-------- Extracted entries --------

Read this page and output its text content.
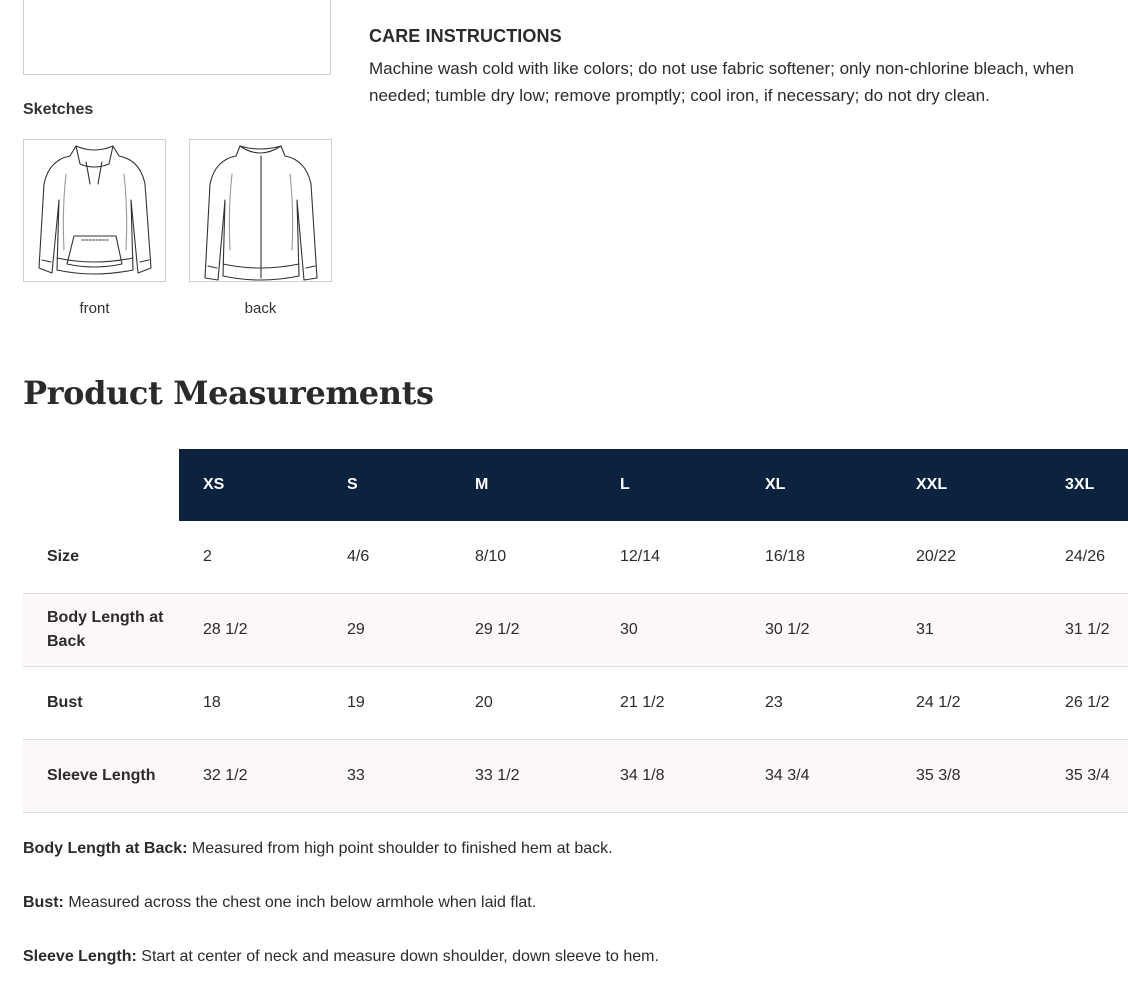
CARE INSTRUCTIONS

Machine wash cold with like colors; do not use fabric softener; only non-chlorine bleach, when needed; tumble dry low; remove promptly; cool iron, if necessary; do not dry clean.

Sketches
front	back
Product Measurements
	XS	S	M	L	XL	XXL	3XL
Size	2	4/6	8/10	12/14	16/18	20/22	24/26
Body Length at Back	28 1/2	29	29 1/2	30	30 1/2	31	31 1/2
Bust	18	19	20	21 1/2	23	24 1/2	26 1/2
Sleeve Length	32 1/2	33	33 1/2	34 1/8	34 3/4	35 3/8	35 3/4

Body Length at Back: Measured from high point shoulder to finished hem at back.

Bust: Measured across the chest one inch below armhole when laid flat.

Sleeve Length: Start at center of neck and measure down shoulder, down sleeve to hem.
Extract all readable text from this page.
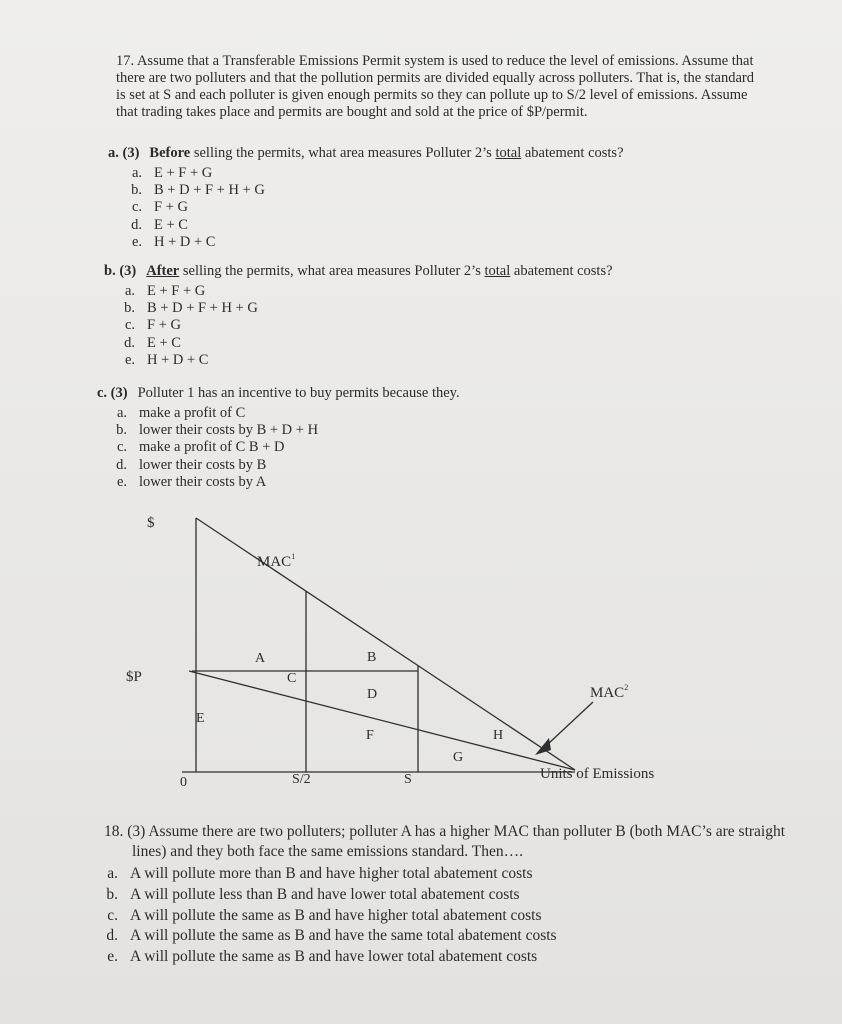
17. Assume that a Transferable Emissions Permit system is used to reduce the level of emissions. Assume that there are two polluters and that the pollution permits are divided equally across polluters. That is, the standard is set at S and each polluter is given enough permits so they can pollute up to S/2 level of emissions. Assume that trading takes place and permits are bought and sold at the price of $P/permit.

a. (3) Before selling the permits, what area measures Polluter 2’s total abatement costs?
a. E + F + G
b. B + D + F + H + G
c. F + G
d. E + C
e. H + D + C
b. (3) After selling the permits, what area measures Polluter 2’s total abatement costs?
a. E + F + G
b. B + D + F + H + G
c. F + G
d. E + C
e. H + D + C
c. (3) Polluter 1 has an incentive to buy permits because they.
a. make a profit of C
b. lower their costs by B + D + H
c. make a profit of C B + D
d. lower their costs by B
e. lower their costs by A
$
$P
0	S/2	S	Units of Emissions
MAC$^1$
MAC$^2$
A	B
C
D
E
F
G
H
18. (3) Assume there are two polluters; polluter A has a higher MAC than polluter B (both MAC’s are straight lines) and they both face the same emissions standard. Then….
a. A will pollute more than B and have higher total abatement costs
b. A will pollute less than B and have lower total abatement costs
c. A will pollute the same as B and have higher total abatement costs
d. A will pollute the same as B and have the same total abatement costs
e. A will pollute the same as B and have lower total abatement costs
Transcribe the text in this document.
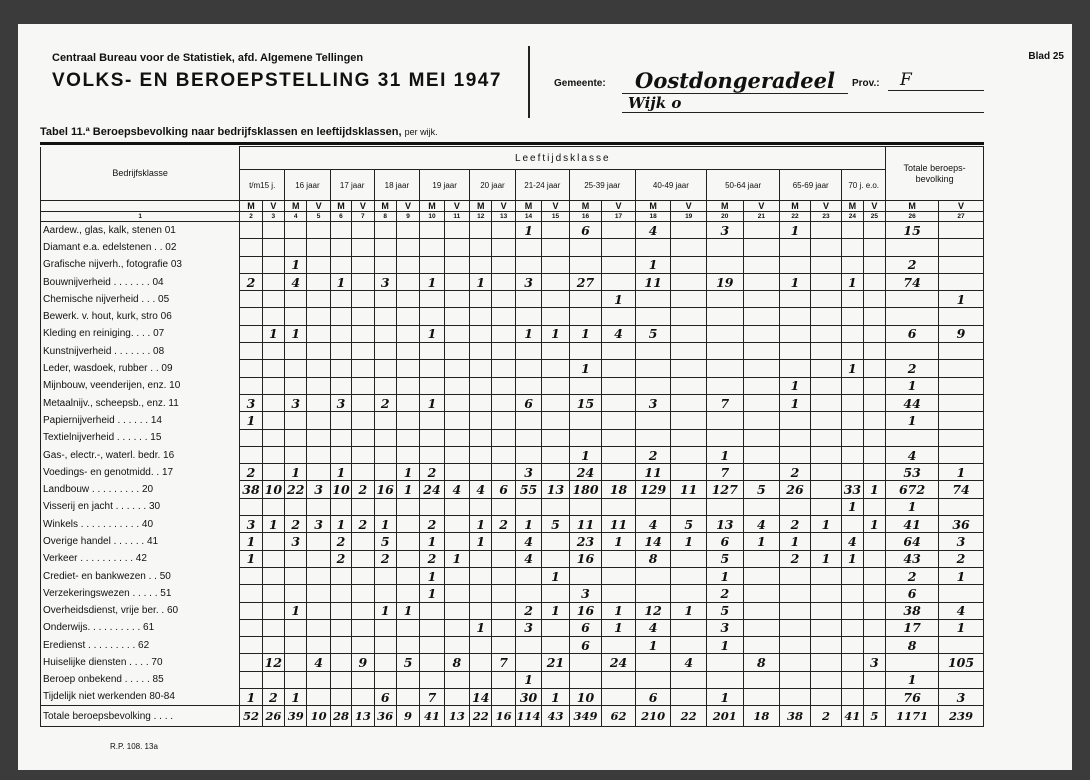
Centraal Bureau voor de Statistiek, afd. Algemene Tellingen
VOLKS- EN BEROEPSTELLING 31 MEI 1947
Blad 25
Gemeente:	Oostdongeradeel	Prov.:	F
Wijk o
Tabel 11.ª Beroepsbevolking naar bedrijfsklassen en leeftijdsklassen, per wijk.
Bedrijfsklasse	Leeftijdsklasse																								Totale beroeps-bevolking	
	t/m15 j.		16 jaar		17 jaar		18 jaar		19 jaar		20 jaar		21-24 jaar		25-39 jaar		40-49 jaar		50-64 jaar		65-69 jaar		70 j. e.o.			
	M	V	M	V	M	V	M	V	M	V	M	V	M	V	M	V	M	V	M	V	M	V	M	V	M	V
1	2	3	4	5	6	7	8	9	10	11	12	13	14	15	16	17	18	19	20	21	22	23	24	25	26	27
Aardew., glas, kalk, stenen 01													1		6		4		3		1				15	
Diamant e.a. edelstenen . . 02																										
Grafische nijverh., fotografie 03			1														1								2	
Bouwnijverheid . . . . . . . 04	2		4		1		3		1		1		3		27		11		19		1		1		74	
Chemische nijverheid . . . 05																1										1
Bewerk. v. hout, kurk, stro 06																										
Kleding en reiniging. . . . 07		1	1						1				1	1	1	4	5								6	9
Kunstnijverheid . . . . . . . 08																										
Leder, wasdoek, rubber . . 09															1								1		2	
Mijnbouw, veenderijen, enz. 10																					1				1	
Metaalnijv., scheepsb., enz. 11	3		3		3		2		1				6		15		3		7		1				44	
Papiernijverheid . . . . . . 14	1																								1	
Textielnijverheid . . . . . . 15																										
Gas-, electr.-, waterl. bedr. 16															1		2		1						4	
Voedings- en genotmidd. . 17	2		1		1			1	2				3		24		11		7		2				53	1
Landbouw . . . . . . . . . 20	38	10	22	3	10	2	16	1	24	4	4	6	55	13	180	18	129	11	127	5	26		33	1	672	74
Visserij en jacht . . . . . . 30																							1		1	
Winkels . . . . . . . . . . . 40	3	1	2	3	1	2	1		2		1	2	1	5	11	11	4	5	13	4	2	1		1	41	36
Overige handel . . . . . . 41	1		3		2		5		1		1		4		23	1	14	1	6	1	1		4		64	3
Verkeer . . . . . . . . . . 42	1				2		2		2	1			4		16		8		5		2	1	1		43	2
Crediet- en bankwezen . . 50									1					1					1						2	1
Verzekeringswezen . . . . . 51									1						3				2						6	
Overheidsdienst, vrije ber. . 60			1				1	1					2	1	16	1	12	1	5						38	4
Onderwijs. . . . . . . . . . 61											1		3		6	1	4		3						17	1
Eredienst . . . . . . . . . 62															6		1		1						8	
Huiselijke diensten . . . . 70		12		4		9		5		8		7		21		24		4		8				3		105
Beroep onbekend . . . . . 85													1												1	
Tijdelijk niet werkenden 80-84	1	2	1				6		7		14		30	1	10		6		1						76	3
Totale beroepsbevolking . . . .	52	26	39	10	28	13	36	9	41	13	22	16	114	43	349	62	210	22	201	18	38	2	41	5	1171	239
R.P. 108. 13a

--------

- **Task brief**:
Look through the entries and return every line where "than" appears.

- **Exercise solution**:
18. (3) Assume there are two polluters; polluter A has a higher MAC than polluter B (both MAC’s are straight lines) and they both face the same emissions standard. Then….
a. A will pollute more than B and have higher total abatement costs
b. A will pollute less than B and have lower total abatement costs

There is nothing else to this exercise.